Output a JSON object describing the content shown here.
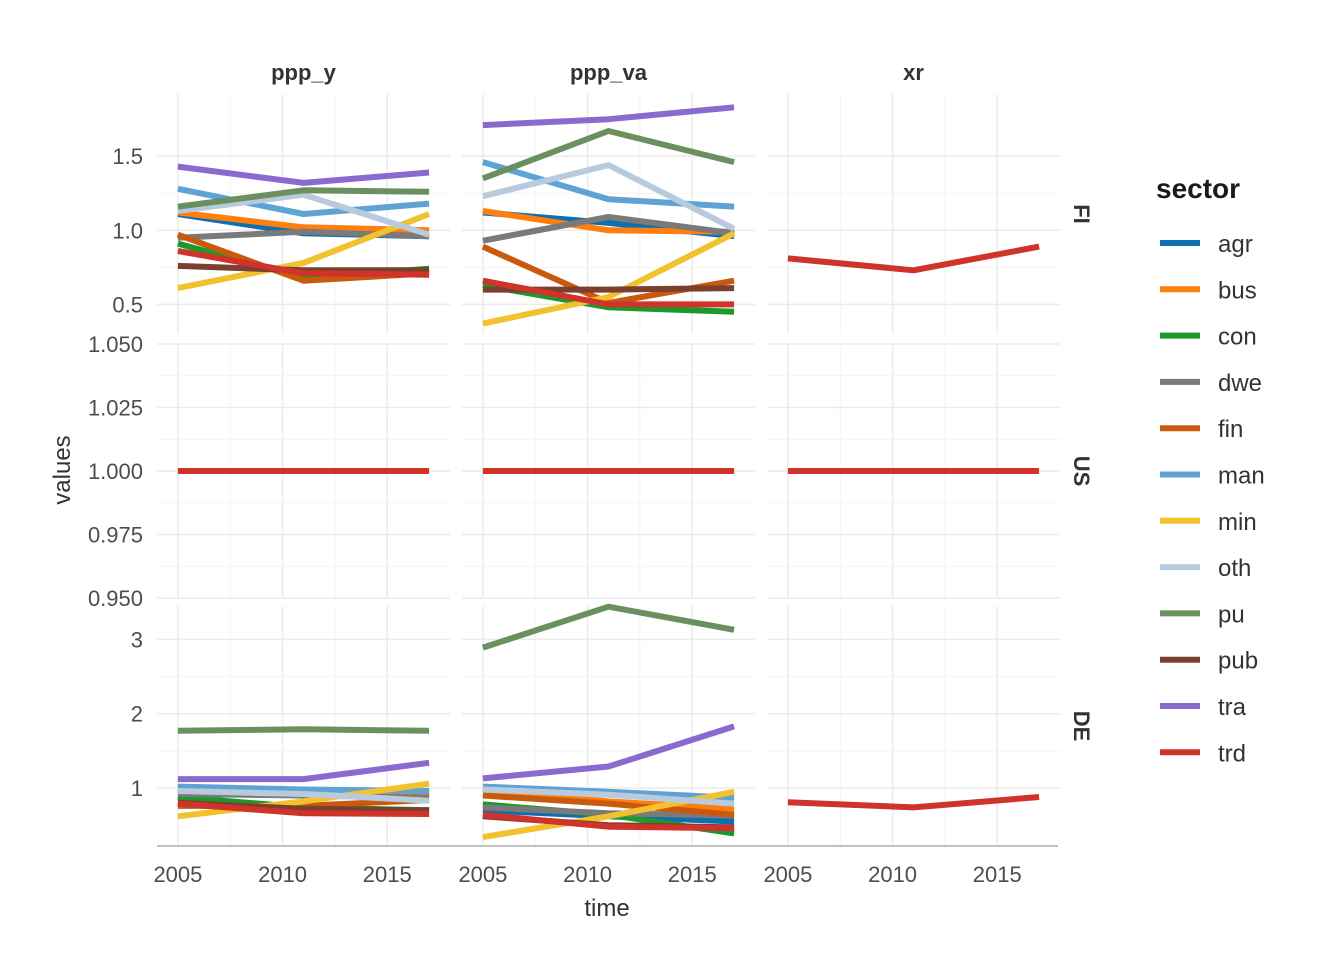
{
  "chart_data": {
    "type": "line",
    "x_label": "time",
    "y_label": "values",
    "columns": [
      "ppp_y",
      "ppp_va",
      "xr"
    ],
    "rows": [
      "FI",
      "US",
      "DE"
    ],
    "x_ticks": [
      2005,
      2010,
      2015
    ],
    "xlim": [
      2004,
      2018
    ],
    "x": [
      2005,
      2011,
      2017
    ],
    "legend": {
      "title": "sector",
      "position": "right"
    },
    "sectors": [
      {
        "name": "agr",
        "color": "#0E6FB0"
      },
      {
        "name": "bus",
        "color": "#FF7F0E"
      },
      {
        "name": "con",
        "color": "#1A9A2A"
      },
      {
        "name": "dwe",
        "color": "#7A7A7A"
      },
      {
        "name": "fin",
        "color": "#C95A0C"
      },
      {
        "name": "man",
        "color": "#5FA3D4"
      },
      {
        "name": "min",
        "color": "#F2C12E"
      },
      {
        "name": "oth",
        "color": "#B8CBDE"
      },
      {
        "name": "pu",
        "color": "#6A9060"
      },
      {
        "name": "pub",
        "color": "#7B3F2E"
      },
      {
        "name": "tra",
        "color": "#8A6ACF"
      },
      {
        "name": "trd",
        "color": "#D0332A"
      }
    ],
    "row_scales": {
      "FI": {
        "ylim": [
          0.3,
          1.92
        ],
        "ticks": [
          0.5,
          1.0,
          1.5
        ],
        "tick_labels": [
          "0.5",
          "1.0",
          "1.5"
        ]
      },
      "US": {
        "ylim": [
          0.95,
          1.05
        ],
        "ticks": [
          0.95,
          0.975,
          1.0,
          1.025,
          1.05
        ],
        "tick_labels": [
          "0.950",
          "0.975",
          "1.000",
          "1.025",
          "1.050"
        ]
      },
      "DE": {
        "ylim": [
          0.22,
          3.45
        ],
        "ticks": [
          1,
          2,
          3
        ],
        "tick_labels": [
          "1",
          "2",
          "3"
        ]
      }
    },
    "panels": [
      {
        "row": "FI",
        "col": "ppp_y",
        "series": [
          {
            "sector": "agr",
            "values": [
              1.11,
              0.98,
              0.96
            ]
          },
          {
            "sector": "bus",
            "values": [
              1.12,
              1.02,
              1.0
            ]
          },
          {
            "sector": "con",
            "values": [
              0.91,
              0.68,
              0.74
            ]
          },
          {
            "sector": "dwe",
            "values": [
              0.95,
              0.99,
              0.96
            ]
          },
          {
            "sector": "fin",
            "values": [
              0.97,
              0.66,
              0.71
            ]
          },
          {
            "sector": "man",
            "values": [
              1.28,
              1.11,
              1.18
            ]
          },
          {
            "sector": "min",
            "values": [
              0.61,
              0.78,
              1.11
            ]
          },
          {
            "sector": "oth",
            "values": [
              1.13,
              1.24,
              0.97
            ]
          },
          {
            "sector": "pu",
            "values": [
              1.16,
              1.27,
              1.26
            ]
          },
          {
            "sector": "pub",
            "values": [
              0.76,
              0.73,
              0.73
            ]
          },
          {
            "sector": "tra",
            "values": [
              1.43,
              1.32,
              1.39
            ]
          },
          {
            "sector": "trd",
            "values": [
              0.86,
              0.71,
              0.7
            ]
          }
        ]
      },
      {
        "row": "FI",
        "col": "ppp_va",
        "series": [
          {
            "sector": "agr",
            "values": [
              1.12,
              1.05,
              0.96
            ]
          },
          {
            "sector": "bus",
            "values": [
              1.13,
              1.0,
              0.99
            ]
          },
          {
            "sector": "con",
            "values": [
              0.63,
              0.48,
              0.45
            ]
          },
          {
            "sector": "dwe",
            "values": [
              0.93,
              1.09,
              0.98
            ]
          },
          {
            "sector": "fin",
            "values": [
              0.89,
              0.51,
              0.66
            ]
          },
          {
            "sector": "man",
            "values": [
              1.46,
              1.21,
              1.16
            ]
          },
          {
            "sector": "min",
            "values": [
              0.37,
              0.55,
              0.98
            ]
          },
          {
            "sector": "oth",
            "values": [
              1.23,
              1.44,
              1.01
            ]
          },
          {
            "sector": "pu",
            "values": [
              1.35,
              1.67,
              1.46
            ]
          },
          {
            "sector": "pub",
            "values": [
              0.6,
              0.6,
              0.61
            ]
          },
          {
            "sector": "tra",
            "values": [
              1.71,
              1.75,
              1.83
            ]
          },
          {
            "sector": "trd",
            "values": [
              0.66,
              0.5,
              0.5
            ]
          }
        ]
      },
      {
        "row": "FI",
        "col": "xr",
        "series": [
          {
            "sector": "trd",
            "values": [
              0.81,
              0.73,
              0.89
            ]
          }
        ]
      },
      {
        "row": "US",
        "col": "ppp_y",
        "series": [
          {
            "sector": "trd",
            "values": [
              1.0,
              1.0,
              1.0
            ]
          }
        ]
      },
      {
        "row": "US",
        "col": "ppp_va",
        "series": [
          {
            "sector": "trd",
            "values": [
              1.0,
              1.0,
              1.0
            ]
          }
        ]
      },
      {
        "row": "US",
        "col": "xr",
        "series": [
          {
            "sector": "trd",
            "values": [
              1.0,
              1.0,
              1.0
            ]
          }
        ]
      },
      {
        "row": "DE",
        "col": "ppp_y",
        "series": [
          {
            "sector": "agr",
            "values": [
              0.95,
              0.92,
              0.95
            ]
          },
          {
            "sector": "bus",
            "values": [
              0.98,
              0.9,
              0.91
            ]
          },
          {
            "sector": "con",
            "values": [
              0.88,
              0.74,
              0.7
            ]
          },
          {
            "sector": "dwe",
            "values": [
              0.92,
              0.9,
              0.87
            ]
          },
          {
            "sector": "fin",
            "values": [
              0.76,
              0.76,
              0.84
            ]
          },
          {
            "sector": "man",
            "values": [
              1.02,
              0.98,
              0.96
            ]
          },
          {
            "sector": "min",
            "values": [
              0.62,
              0.82,
              1.06
            ]
          },
          {
            "sector": "oth",
            "values": [
              0.96,
              0.92,
              0.83
            ]
          },
          {
            "sector": "pu",
            "values": [
              1.77,
              1.79,
              1.77
            ]
          },
          {
            "sector": "pub",
            "values": [
              0.8,
              0.72,
              0.7
            ]
          },
          {
            "sector": "tra",
            "values": [
              1.12,
              1.12,
              1.34
            ]
          },
          {
            "sector": "trd",
            "values": [
              0.79,
              0.66,
              0.65
            ]
          }
        ]
      },
      {
        "row": "DE",
        "col": "ppp_va",
        "series": [
          {
            "sector": "agr",
            "values": [
              0.7,
              0.62,
              0.55
            ]
          },
          {
            "sector": "bus",
            "values": [
              0.98,
              0.82,
              0.72
            ]
          },
          {
            "sector": "con",
            "values": [
              0.78,
              0.64,
              0.39
            ]
          },
          {
            "sector": "dwe",
            "values": [
              0.74,
              0.66,
              0.63
            ]
          },
          {
            "sector": "fin",
            "values": [
              0.9,
              0.79,
              0.64
            ]
          },
          {
            "sector": "man",
            "values": [
              1.02,
              0.95,
              0.87
            ]
          },
          {
            "sector": "min",
            "values": [
              0.34,
              0.62,
              0.95
            ]
          },
          {
            "sector": "oth",
            "values": [
              0.98,
              0.91,
              0.79
            ]
          },
          {
            "sector": "pu",
            "values": [
              2.89,
              3.44,
              3.13
            ]
          },
          {
            "sector": "pub",
            "values": [
              0.62,
              0.5,
              0.47
            ]
          },
          {
            "sector": "tra",
            "values": [
              1.13,
              1.29,
              1.83
            ]
          },
          {
            "sector": "trd",
            "values": [
              0.64,
              0.48,
              0.46
            ]
          }
        ]
      },
      {
        "row": "DE",
        "col": "xr",
        "series": [
          {
            "sector": "trd",
            "values": [
              0.81,
              0.74,
              0.88
            ]
          }
        ]
      }
    ]
  }
}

Task objective
Find the word "name" in the data and copy out each line where it turns up.

Response for this exercise
        "name": "agr",
        "name": "bus",
        "name": "con",
        "name": "dwe",
        "name": "fin",
        "name": "man",
        "name": "min",
        "name": "oth",
        "name": "pu",
        "name": "pub",
        "name": "tra",
        "name": "trd",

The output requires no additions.